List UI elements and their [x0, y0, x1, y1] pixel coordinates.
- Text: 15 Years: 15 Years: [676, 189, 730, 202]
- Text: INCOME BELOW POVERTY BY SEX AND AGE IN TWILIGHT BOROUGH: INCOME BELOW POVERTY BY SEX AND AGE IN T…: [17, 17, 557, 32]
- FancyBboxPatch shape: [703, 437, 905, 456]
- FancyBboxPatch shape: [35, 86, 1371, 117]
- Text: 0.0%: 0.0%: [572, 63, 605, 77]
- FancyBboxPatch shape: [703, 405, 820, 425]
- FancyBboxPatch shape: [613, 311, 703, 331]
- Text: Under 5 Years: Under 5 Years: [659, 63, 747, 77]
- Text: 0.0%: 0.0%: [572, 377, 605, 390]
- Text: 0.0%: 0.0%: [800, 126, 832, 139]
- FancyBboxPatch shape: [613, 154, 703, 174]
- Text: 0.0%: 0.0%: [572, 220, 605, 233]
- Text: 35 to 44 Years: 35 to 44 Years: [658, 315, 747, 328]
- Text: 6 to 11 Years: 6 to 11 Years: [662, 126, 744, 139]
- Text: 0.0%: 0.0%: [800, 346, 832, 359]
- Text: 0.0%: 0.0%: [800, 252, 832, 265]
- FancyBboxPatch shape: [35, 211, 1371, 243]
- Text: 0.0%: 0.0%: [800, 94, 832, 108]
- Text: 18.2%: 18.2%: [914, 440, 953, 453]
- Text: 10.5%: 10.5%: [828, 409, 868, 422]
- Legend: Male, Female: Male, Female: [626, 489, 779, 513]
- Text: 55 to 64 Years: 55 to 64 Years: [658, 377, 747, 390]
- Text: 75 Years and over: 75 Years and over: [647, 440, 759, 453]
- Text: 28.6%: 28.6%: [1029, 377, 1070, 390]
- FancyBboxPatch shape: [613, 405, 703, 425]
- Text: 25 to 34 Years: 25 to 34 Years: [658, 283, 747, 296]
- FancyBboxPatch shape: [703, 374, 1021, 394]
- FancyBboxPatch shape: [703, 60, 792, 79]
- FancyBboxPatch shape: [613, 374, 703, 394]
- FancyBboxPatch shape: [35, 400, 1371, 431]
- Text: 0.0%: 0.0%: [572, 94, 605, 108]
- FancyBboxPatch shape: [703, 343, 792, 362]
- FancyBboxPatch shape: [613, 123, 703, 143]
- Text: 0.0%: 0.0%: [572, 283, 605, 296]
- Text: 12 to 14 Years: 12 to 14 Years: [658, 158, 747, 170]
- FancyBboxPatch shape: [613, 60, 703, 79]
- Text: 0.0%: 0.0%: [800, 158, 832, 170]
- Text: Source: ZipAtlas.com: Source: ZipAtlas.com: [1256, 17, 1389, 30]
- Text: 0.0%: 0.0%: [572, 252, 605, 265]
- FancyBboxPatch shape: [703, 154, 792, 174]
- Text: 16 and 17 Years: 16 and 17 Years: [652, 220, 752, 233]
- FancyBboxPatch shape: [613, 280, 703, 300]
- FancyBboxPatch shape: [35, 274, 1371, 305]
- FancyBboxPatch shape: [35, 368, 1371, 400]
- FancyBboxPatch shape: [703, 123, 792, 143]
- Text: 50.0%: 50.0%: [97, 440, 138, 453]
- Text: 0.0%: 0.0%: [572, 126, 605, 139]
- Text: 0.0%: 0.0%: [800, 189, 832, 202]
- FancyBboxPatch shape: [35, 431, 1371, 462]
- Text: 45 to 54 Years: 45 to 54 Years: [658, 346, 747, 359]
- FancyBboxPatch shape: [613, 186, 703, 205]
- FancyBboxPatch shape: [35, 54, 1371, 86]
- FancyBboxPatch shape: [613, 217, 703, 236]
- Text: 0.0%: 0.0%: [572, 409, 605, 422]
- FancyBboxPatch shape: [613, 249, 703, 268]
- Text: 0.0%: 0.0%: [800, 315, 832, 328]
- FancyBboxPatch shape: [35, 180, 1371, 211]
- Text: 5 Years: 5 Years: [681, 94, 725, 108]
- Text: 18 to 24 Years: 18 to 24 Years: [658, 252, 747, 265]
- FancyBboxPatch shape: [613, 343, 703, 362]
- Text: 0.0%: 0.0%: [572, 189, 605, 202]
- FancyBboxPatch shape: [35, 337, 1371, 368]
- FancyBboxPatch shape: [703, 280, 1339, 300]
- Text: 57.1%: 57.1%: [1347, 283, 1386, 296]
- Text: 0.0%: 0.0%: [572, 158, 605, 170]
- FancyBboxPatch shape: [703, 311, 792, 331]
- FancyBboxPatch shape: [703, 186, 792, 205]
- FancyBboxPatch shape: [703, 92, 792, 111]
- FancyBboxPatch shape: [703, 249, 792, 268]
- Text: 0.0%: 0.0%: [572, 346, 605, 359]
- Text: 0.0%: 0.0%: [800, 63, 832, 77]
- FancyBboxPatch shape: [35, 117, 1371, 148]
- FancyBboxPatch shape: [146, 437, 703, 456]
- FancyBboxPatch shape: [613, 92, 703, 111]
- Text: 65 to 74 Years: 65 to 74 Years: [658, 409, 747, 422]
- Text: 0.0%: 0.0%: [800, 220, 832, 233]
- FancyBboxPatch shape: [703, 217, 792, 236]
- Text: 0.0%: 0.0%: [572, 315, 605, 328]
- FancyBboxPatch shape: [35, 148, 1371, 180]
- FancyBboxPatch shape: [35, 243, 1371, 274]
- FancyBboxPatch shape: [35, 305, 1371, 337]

******************************

== Short problem ==
Write out every line of the items above, unchanged.

== Answer for the task ==
List UI elements and their [x0, y0, x1, y1] pixel coordinates.
- Text: 15 Years: 15 Years: [676, 189, 730, 202]
- Text: INCOME BELOW POVERTY BY SEX AND AGE IN TWILIGHT BOROUGH: INCOME BELOW POVERTY BY SEX AND AGE IN T…: [17, 17, 557, 32]
- FancyBboxPatch shape: [703, 437, 905, 456]
- FancyBboxPatch shape: [35, 86, 1371, 117]
- Text: 0.0%: 0.0%: [572, 63, 605, 77]
- FancyBboxPatch shape: [703, 405, 820, 425]
- FancyBboxPatch shape: [613, 311, 703, 331]
- Text: Under 5 Years: Under 5 Years: [659, 63, 747, 77]
- Text: 0.0%: 0.0%: [572, 377, 605, 390]
- Text: 0.0%: 0.0%: [800, 126, 832, 139]
- FancyBboxPatch shape: [613, 154, 703, 174]
- Text: 0.0%: 0.0%: [572, 220, 605, 233]
- Text: 35 to 44 Years: 35 to 44 Years: [658, 315, 747, 328]
- Text: 6 to 11 Years: 6 to 11 Years: [662, 126, 744, 139]
- Text: 0.0%: 0.0%: [800, 346, 832, 359]
- Text: 0.0%: 0.0%: [800, 252, 832, 265]
- FancyBboxPatch shape: [35, 211, 1371, 243]
- Text: 0.0%: 0.0%: [800, 94, 832, 108]
- Text: 18.2%: 18.2%: [914, 440, 953, 453]
- Text: 10.5%: 10.5%: [828, 409, 868, 422]
- Legend: Male, Female: Male, Female: [626, 489, 779, 513]
- Text: 55 to 64 Years: 55 to 64 Years: [658, 377, 747, 390]
- Text: 75 Years and over: 75 Years and over: [647, 440, 759, 453]
- Text: 28.6%: 28.6%: [1029, 377, 1070, 390]
- FancyBboxPatch shape: [613, 405, 703, 425]
- Text: 25 to 34 Years: 25 to 34 Years: [658, 283, 747, 296]
- FancyBboxPatch shape: [703, 374, 1021, 394]
- FancyBboxPatch shape: [703, 60, 792, 79]
- FancyBboxPatch shape: [613, 374, 703, 394]
- FancyBboxPatch shape: [35, 400, 1371, 431]
- Text: 0.0%: 0.0%: [572, 94, 605, 108]
- FancyBboxPatch shape: [703, 343, 792, 362]
- FancyBboxPatch shape: [613, 123, 703, 143]
- Text: 0.0%: 0.0%: [572, 283, 605, 296]
- Text: 12 to 14 Years: 12 to 14 Years: [658, 158, 747, 170]
- FancyBboxPatch shape: [613, 60, 703, 79]
- Text: 0.0%: 0.0%: [800, 158, 832, 170]
- Text: Source: ZipAtlas.com: Source: ZipAtlas.com: [1256, 17, 1389, 30]
- Text: 0.0%: 0.0%: [572, 252, 605, 265]
- FancyBboxPatch shape: [703, 154, 792, 174]
- Text: 16 and 17 Years: 16 and 17 Years: [652, 220, 752, 233]
- FancyBboxPatch shape: [613, 280, 703, 300]
- FancyBboxPatch shape: [35, 274, 1371, 305]
- FancyBboxPatch shape: [35, 368, 1371, 400]
- FancyBboxPatch shape: [703, 123, 792, 143]
- Text: 50.0%: 50.0%: [97, 440, 138, 453]
- Text: 0.0%: 0.0%: [572, 126, 605, 139]
- Text: 0.0%: 0.0%: [800, 189, 832, 202]
- FancyBboxPatch shape: [35, 431, 1371, 462]
- Text: 45 to 54 Years: 45 to 54 Years: [658, 346, 747, 359]
- FancyBboxPatch shape: [613, 186, 703, 205]
- FancyBboxPatch shape: [35, 54, 1371, 86]
- FancyBboxPatch shape: [613, 217, 703, 236]
- Text: 0.0%: 0.0%: [572, 409, 605, 422]
- FancyBboxPatch shape: [613, 249, 703, 268]
- Text: 0.0%: 0.0%: [800, 315, 832, 328]
- FancyBboxPatch shape: [35, 180, 1371, 211]
- Text: 5 Years: 5 Years: [681, 94, 725, 108]
- Text: 18 to 24 Years: 18 to 24 Years: [658, 252, 747, 265]
- FancyBboxPatch shape: [613, 343, 703, 362]
- Text: 0.0%: 0.0%: [572, 189, 605, 202]
- FancyBboxPatch shape: [35, 337, 1371, 368]
- FancyBboxPatch shape: [703, 280, 1339, 300]
- Text: 57.1%: 57.1%: [1347, 283, 1386, 296]
- Text: 0.0%: 0.0%: [572, 158, 605, 170]
- FancyBboxPatch shape: [703, 311, 792, 331]
- FancyBboxPatch shape: [703, 186, 792, 205]
- FancyBboxPatch shape: [703, 92, 792, 111]
- FancyBboxPatch shape: [703, 249, 792, 268]
- Text: 0.0%: 0.0%: [572, 346, 605, 359]
- Text: 0.0%: 0.0%: [800, 63, 832, 77]
- FancyBboxPatch shape: [35, 117, 1371, 148]
- FancyBboxPatch shape: [146, 437, 703, 456]
- FancyBboxPatch shape: [613, 92, 703, 111]
- Text: 65 to 74 Years: 65 to 74 Years: [658, 409, 747, 422]
- Text: 0.0%: 0.0%: [800, 220, 832, 233]
- FancyBboxPatch shape: [703, 217, 792, 236]
- Text: 0.0%: 0.0%: [572, 315, 605, 328]
- FancyBboxPatch shape: [35, 148, 1371, 180]
- FancyBboxPatch shape: [35, 243, 1371, 274]
- FancyBboxPatch shape: [35, 305, 1371, 337]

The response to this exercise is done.